** WHAT IS ASKED **
Omit every picture, then give all the entries again exactly.

** ENTRIES PROVIDED **
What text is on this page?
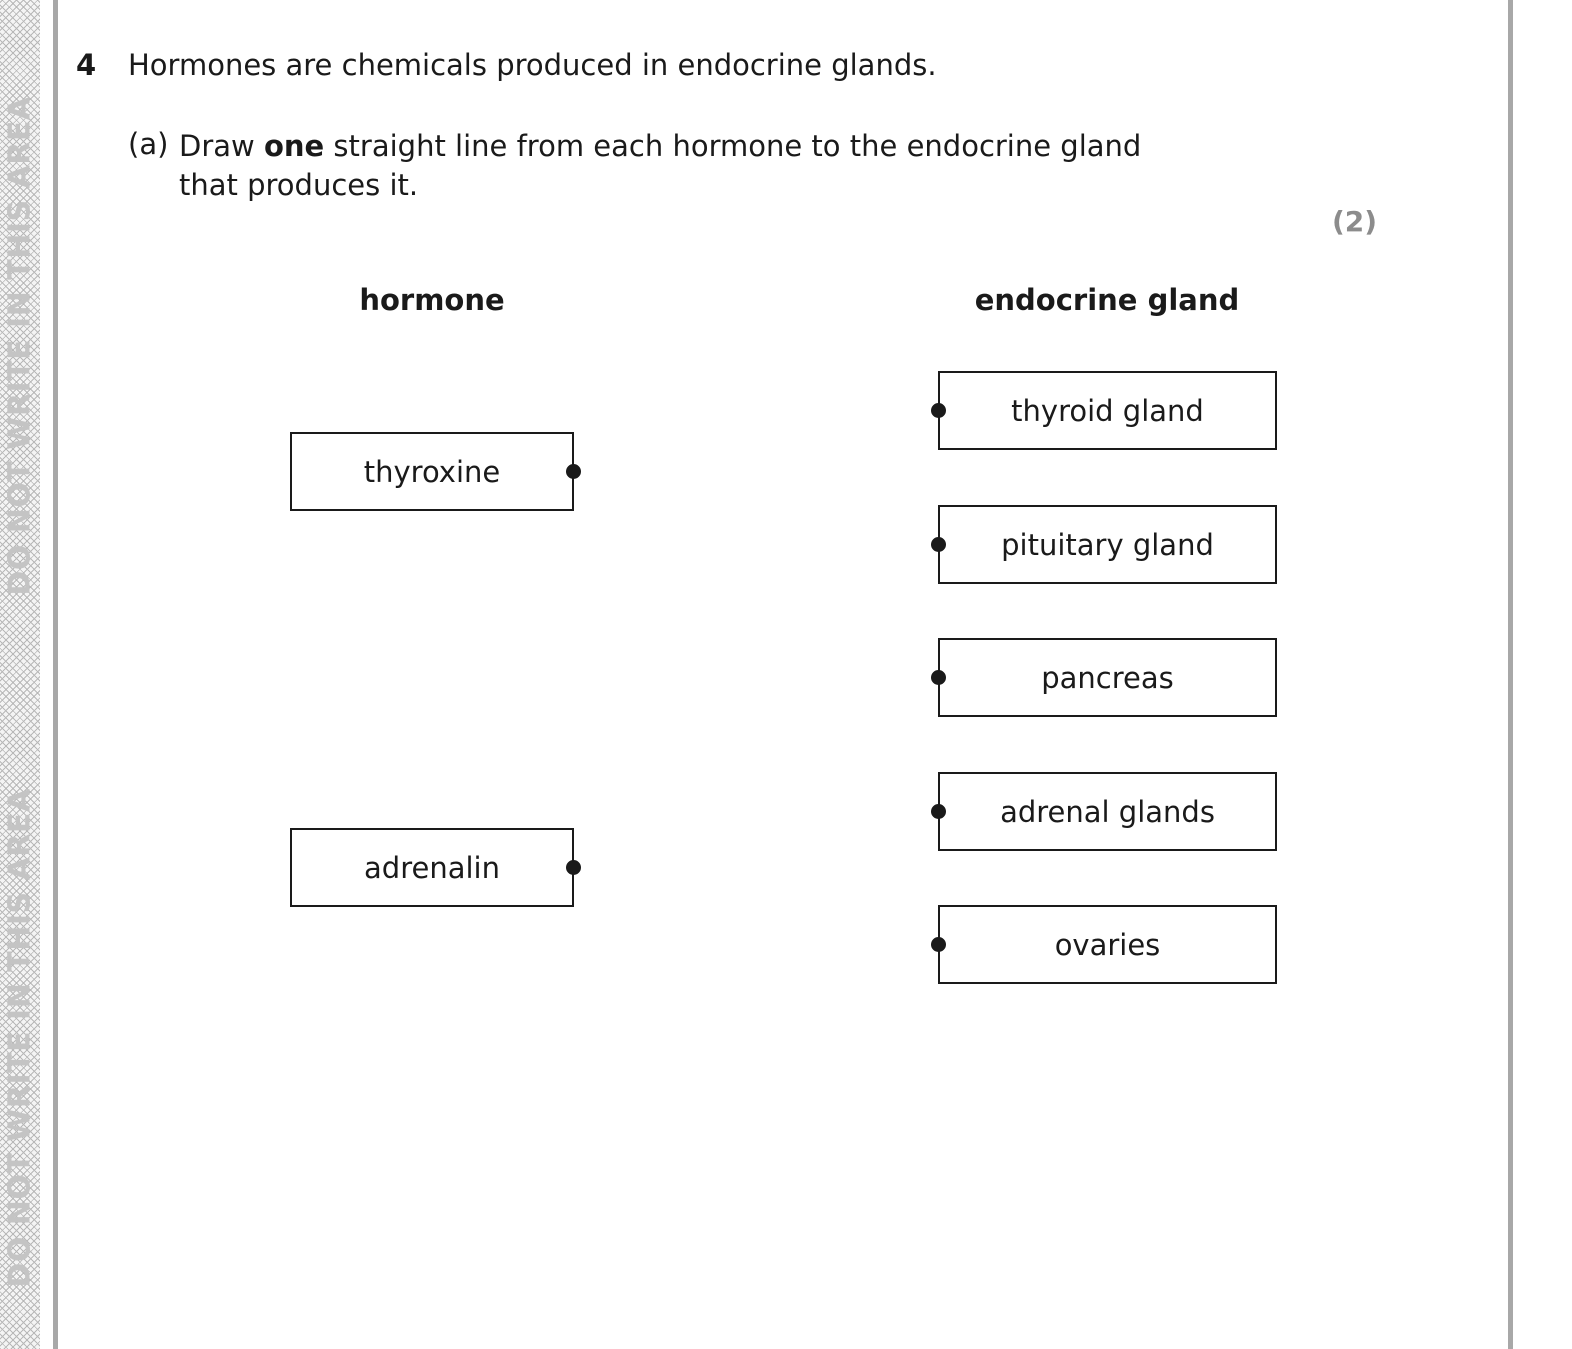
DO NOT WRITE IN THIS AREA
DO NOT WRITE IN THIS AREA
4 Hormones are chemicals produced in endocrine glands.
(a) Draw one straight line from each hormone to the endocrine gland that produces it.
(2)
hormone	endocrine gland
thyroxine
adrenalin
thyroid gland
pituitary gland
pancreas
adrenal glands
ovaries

** WRITTEN SOLUTION **
What text is on this page?
DO NOT WRITE IN THIS AREA
DO NOT WRITE IN THIS AREA
4 Hormones are chemicals produced in endocrine glands.
(a) Draw one straight line from each hormone to the endocrine gland that produces it.
(2)
hormone	endocrine gland
thyroxine
adrenalin
thyroid gland
pituitary gland
pancreas
adrenal glands
ovaries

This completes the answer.